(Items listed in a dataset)
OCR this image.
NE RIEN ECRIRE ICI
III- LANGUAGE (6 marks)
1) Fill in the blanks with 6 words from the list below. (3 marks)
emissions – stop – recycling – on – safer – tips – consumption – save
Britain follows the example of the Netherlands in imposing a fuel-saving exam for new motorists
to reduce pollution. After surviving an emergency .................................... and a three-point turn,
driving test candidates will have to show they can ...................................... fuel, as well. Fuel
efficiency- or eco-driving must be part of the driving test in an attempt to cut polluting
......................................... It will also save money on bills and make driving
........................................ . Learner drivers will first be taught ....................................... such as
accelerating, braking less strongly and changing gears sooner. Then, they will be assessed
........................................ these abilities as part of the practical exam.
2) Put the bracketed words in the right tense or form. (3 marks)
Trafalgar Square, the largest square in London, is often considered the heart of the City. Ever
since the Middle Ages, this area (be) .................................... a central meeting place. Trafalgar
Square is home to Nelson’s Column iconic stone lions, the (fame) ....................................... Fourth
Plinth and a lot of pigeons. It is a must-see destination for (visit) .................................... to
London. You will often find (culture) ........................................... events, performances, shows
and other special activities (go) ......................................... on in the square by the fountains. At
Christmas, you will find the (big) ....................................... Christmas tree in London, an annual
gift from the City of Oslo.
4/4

▶ **WHAT IS REQUIRED**: Each record should come back exactly as written.

▶ **OUTPUT FOR THIS EXERCISE**:
OCR this image.
NE RIEN ECRIRE ICI
III- LANGUAGE (6 marks)
1) Fill in the blanks with 6 words from the list below. (3 marks)
emissions – stop – recycling – on – safer – tips – consumption – save
Britain follows the example of the Netherlands in imposing a fuel-saving exam for new motorists
to reduce pollution. After surviving an emergency .................................... and a three-point turn,
driving test candidates will have to show they can ...................................... fuel, as well. Fuel
efficiency- or eco-driving must be part of the driving test in an attempt to cut polluting
......................................... It will also save money on bills and make driving
........................................ . Learner drivers will first be taught ....................................... such as
accelerating, braking less strongly and changing gears sooner. Then, they will be assessed
........................................ these abilities as part of the practical exam.
2) Put the bracketed words in the right tense or form. (3 marks)
Trafalgar Square, the largest square in London, is often considered the heart of the City. Ever
since the Middle Ages, this area (be) .................................... a central meeting place. Trafalgar
Square is home to Nelson’s Column iconic stone lions, the (fame) ....................................... Fourth
Plinth and a lot of pigeons. It is a must-see destination for (visit) .................................... to
London. You will often find (culture) ........................................... events, performances, shows
and other special activities (go) ......................................... on in the square by the fountains. At
Christmas, you will find the (big) ....................................... Christmas tree in London, an annual
gift from the City of Oslo.
4/4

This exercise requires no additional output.